--- Data records ---

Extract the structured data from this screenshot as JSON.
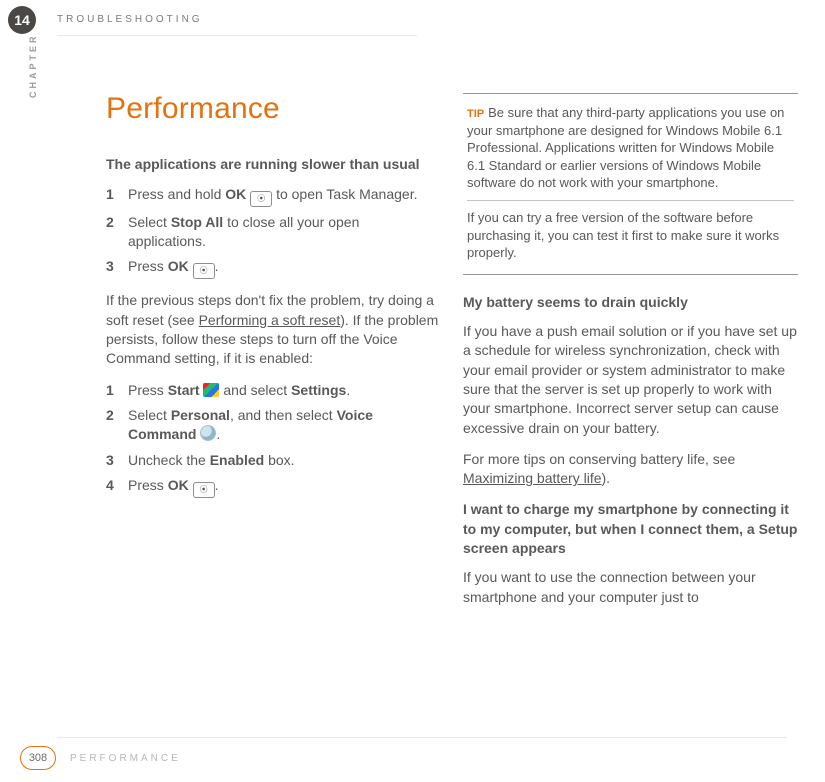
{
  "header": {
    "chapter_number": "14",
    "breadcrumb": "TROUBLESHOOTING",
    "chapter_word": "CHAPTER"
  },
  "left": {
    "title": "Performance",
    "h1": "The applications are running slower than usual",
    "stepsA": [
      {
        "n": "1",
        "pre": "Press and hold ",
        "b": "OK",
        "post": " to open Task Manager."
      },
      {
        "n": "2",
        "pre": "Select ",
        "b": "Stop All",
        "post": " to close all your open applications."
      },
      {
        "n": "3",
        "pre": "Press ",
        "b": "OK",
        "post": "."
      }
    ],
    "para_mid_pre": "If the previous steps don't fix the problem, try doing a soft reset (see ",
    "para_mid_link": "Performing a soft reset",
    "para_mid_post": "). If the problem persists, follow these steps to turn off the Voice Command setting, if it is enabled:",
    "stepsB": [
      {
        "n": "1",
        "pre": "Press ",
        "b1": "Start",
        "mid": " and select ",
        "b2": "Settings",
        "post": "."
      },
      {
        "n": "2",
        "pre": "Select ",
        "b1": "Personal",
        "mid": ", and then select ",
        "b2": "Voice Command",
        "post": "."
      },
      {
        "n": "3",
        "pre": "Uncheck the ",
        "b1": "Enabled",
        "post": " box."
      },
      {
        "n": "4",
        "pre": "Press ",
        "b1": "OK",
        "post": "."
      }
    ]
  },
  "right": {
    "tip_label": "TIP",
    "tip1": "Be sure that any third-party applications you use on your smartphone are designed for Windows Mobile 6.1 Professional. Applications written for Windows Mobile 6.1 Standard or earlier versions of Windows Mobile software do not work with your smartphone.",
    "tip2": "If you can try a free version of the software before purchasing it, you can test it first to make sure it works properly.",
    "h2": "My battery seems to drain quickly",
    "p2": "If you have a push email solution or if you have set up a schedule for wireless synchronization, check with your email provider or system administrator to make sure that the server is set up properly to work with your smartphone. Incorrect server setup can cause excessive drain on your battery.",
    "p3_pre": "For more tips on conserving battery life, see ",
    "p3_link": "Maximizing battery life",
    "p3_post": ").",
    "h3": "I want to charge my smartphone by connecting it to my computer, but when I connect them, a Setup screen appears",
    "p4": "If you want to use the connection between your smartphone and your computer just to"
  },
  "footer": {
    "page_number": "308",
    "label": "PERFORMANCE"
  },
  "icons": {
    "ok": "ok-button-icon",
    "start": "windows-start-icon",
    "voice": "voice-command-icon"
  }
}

--

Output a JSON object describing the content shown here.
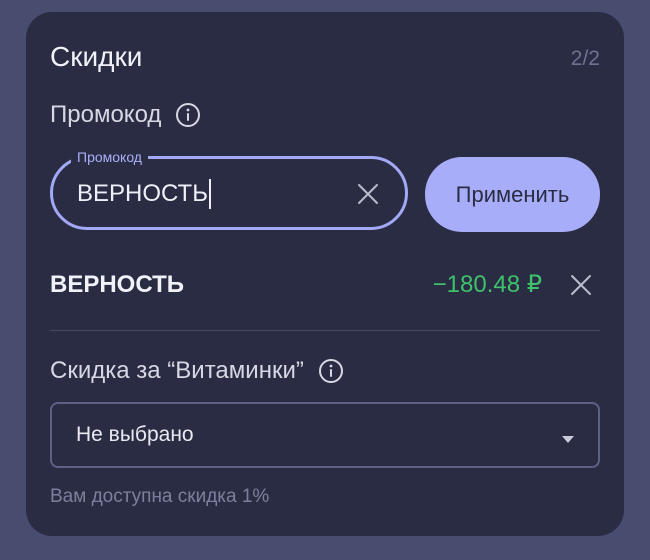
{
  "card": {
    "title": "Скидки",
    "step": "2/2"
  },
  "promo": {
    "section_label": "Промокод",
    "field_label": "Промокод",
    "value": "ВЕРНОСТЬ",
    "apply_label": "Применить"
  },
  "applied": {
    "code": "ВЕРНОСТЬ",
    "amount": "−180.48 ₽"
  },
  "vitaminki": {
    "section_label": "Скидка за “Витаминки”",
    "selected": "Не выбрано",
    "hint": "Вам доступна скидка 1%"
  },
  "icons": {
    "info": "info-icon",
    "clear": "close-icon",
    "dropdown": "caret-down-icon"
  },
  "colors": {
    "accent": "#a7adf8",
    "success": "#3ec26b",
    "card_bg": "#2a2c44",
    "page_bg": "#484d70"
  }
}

--- Given problem ---
Pick out all lines containing the string "reset".

--- The response ---
    "para_mid_pre": "If the previous steps don't fix the problem, try doing a soft reset (see ",
    "para_mid_link": "Performing a soft reset",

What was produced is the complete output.